All lines featuring the string "izmantot" are to be listed.

···

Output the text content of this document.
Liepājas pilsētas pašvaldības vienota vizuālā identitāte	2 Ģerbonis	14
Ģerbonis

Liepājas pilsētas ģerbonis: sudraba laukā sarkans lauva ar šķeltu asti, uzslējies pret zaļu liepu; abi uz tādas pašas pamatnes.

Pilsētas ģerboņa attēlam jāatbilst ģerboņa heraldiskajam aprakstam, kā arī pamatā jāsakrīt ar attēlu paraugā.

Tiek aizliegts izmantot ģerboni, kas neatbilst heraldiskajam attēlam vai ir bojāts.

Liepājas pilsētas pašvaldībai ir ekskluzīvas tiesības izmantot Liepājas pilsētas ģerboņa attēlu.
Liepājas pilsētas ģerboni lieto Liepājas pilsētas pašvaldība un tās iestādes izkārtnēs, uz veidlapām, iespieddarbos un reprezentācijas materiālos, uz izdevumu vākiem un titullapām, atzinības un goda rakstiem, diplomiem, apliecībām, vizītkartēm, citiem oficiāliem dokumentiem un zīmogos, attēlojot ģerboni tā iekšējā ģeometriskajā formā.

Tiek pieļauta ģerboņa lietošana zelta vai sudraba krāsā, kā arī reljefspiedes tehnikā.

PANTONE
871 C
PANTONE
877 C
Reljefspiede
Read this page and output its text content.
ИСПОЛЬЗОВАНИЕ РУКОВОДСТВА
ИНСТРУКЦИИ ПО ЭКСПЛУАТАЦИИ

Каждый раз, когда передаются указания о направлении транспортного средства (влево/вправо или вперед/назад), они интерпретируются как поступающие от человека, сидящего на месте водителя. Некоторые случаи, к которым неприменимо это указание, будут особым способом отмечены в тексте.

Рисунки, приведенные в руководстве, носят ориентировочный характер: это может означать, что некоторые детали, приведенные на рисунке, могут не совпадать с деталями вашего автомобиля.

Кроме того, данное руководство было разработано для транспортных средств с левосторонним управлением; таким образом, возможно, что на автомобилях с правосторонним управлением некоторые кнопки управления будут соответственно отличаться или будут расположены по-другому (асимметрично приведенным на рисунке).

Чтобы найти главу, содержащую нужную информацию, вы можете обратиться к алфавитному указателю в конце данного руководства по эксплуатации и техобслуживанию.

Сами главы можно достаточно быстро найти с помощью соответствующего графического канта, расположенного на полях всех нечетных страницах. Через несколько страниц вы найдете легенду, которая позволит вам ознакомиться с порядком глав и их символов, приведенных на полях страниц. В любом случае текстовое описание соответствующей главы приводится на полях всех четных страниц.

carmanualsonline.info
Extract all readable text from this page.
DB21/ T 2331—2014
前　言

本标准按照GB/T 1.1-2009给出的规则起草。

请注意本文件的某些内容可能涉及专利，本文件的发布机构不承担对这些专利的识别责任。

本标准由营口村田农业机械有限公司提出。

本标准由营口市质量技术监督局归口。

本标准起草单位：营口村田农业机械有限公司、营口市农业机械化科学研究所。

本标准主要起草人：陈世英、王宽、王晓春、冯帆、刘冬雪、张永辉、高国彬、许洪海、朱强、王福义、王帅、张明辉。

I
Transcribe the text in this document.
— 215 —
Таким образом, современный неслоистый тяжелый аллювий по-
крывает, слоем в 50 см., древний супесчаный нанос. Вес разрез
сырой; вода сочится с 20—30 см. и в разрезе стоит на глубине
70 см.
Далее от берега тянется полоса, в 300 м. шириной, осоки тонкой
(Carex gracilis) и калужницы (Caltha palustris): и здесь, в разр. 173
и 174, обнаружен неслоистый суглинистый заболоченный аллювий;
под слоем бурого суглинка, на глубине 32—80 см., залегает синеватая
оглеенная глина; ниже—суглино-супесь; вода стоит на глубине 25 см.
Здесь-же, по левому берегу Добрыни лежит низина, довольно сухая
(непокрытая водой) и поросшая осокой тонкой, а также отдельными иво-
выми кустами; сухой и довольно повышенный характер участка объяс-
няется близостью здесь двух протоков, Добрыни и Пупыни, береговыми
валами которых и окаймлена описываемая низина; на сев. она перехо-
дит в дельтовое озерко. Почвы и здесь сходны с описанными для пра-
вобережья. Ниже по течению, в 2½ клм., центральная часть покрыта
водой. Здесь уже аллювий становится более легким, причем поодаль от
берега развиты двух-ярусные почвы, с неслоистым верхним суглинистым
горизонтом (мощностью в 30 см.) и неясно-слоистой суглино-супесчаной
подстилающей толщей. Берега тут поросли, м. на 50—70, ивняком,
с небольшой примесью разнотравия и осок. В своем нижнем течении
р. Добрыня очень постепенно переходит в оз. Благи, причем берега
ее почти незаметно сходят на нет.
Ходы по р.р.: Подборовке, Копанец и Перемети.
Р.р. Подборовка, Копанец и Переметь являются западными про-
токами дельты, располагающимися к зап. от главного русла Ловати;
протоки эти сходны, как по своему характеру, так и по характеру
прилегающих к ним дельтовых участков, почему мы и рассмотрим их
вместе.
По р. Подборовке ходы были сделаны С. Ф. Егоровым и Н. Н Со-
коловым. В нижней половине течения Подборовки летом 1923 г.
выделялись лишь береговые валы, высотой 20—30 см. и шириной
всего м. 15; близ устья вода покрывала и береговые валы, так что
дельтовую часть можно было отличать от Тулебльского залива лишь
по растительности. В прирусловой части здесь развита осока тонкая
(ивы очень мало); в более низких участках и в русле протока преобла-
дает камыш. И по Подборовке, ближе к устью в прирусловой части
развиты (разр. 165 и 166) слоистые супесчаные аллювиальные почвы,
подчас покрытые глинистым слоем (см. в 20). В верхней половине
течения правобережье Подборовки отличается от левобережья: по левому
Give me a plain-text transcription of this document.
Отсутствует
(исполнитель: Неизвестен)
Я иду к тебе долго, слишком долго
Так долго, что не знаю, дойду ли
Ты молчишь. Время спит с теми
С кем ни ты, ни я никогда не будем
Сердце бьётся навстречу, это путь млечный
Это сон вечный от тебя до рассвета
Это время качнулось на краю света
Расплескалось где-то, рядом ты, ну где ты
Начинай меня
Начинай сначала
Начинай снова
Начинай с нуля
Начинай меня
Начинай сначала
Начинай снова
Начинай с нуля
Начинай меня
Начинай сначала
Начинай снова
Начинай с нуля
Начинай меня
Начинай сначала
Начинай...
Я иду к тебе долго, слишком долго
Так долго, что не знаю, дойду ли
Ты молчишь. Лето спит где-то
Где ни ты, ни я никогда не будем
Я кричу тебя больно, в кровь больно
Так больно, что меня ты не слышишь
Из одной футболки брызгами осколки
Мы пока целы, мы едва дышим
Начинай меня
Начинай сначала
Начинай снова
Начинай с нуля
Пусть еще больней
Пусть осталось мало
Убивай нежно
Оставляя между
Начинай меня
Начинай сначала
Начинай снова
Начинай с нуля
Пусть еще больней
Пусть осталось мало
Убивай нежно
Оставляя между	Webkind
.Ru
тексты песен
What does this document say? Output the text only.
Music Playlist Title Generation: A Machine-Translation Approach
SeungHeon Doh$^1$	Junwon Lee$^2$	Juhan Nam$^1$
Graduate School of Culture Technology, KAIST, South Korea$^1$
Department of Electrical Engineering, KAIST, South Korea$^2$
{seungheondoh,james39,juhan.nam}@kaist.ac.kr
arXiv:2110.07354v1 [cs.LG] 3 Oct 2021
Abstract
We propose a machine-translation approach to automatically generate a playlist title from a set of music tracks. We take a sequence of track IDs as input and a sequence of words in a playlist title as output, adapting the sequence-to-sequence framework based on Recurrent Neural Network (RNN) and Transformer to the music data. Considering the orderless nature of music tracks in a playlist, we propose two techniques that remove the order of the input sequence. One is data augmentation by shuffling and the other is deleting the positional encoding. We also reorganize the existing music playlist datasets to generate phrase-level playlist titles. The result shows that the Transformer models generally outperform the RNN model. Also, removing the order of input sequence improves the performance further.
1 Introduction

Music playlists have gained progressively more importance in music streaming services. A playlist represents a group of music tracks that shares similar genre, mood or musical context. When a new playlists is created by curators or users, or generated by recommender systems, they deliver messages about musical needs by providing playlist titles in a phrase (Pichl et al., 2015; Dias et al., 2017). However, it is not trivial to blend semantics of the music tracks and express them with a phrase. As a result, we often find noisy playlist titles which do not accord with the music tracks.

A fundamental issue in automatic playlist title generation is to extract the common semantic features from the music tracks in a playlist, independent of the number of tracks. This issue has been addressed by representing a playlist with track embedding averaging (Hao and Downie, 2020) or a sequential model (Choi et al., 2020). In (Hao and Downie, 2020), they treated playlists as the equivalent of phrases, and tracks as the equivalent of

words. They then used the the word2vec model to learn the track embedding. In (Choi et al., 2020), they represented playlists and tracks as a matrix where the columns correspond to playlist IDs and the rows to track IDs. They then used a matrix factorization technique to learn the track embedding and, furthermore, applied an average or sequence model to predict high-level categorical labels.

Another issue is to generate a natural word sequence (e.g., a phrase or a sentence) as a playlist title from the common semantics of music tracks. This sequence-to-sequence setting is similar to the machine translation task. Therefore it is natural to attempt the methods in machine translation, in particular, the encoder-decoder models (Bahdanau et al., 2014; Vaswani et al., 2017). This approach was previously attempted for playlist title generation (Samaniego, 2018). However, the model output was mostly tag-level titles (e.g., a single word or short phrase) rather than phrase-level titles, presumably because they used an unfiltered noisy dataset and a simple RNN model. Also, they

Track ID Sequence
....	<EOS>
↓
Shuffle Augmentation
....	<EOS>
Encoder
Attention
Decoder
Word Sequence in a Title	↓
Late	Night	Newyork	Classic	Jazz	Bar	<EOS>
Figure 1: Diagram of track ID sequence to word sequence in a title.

···

The completed task:
Tiek aizliegts izmantot ģerboni, kas neatbilst heraldiskajam attēlam vai ir bojāts.
Liepājas pilsētas pašvaldībai ir ekskluzīvas tiesības izmantot Liepājas pilsētas ģerboņa attēlu.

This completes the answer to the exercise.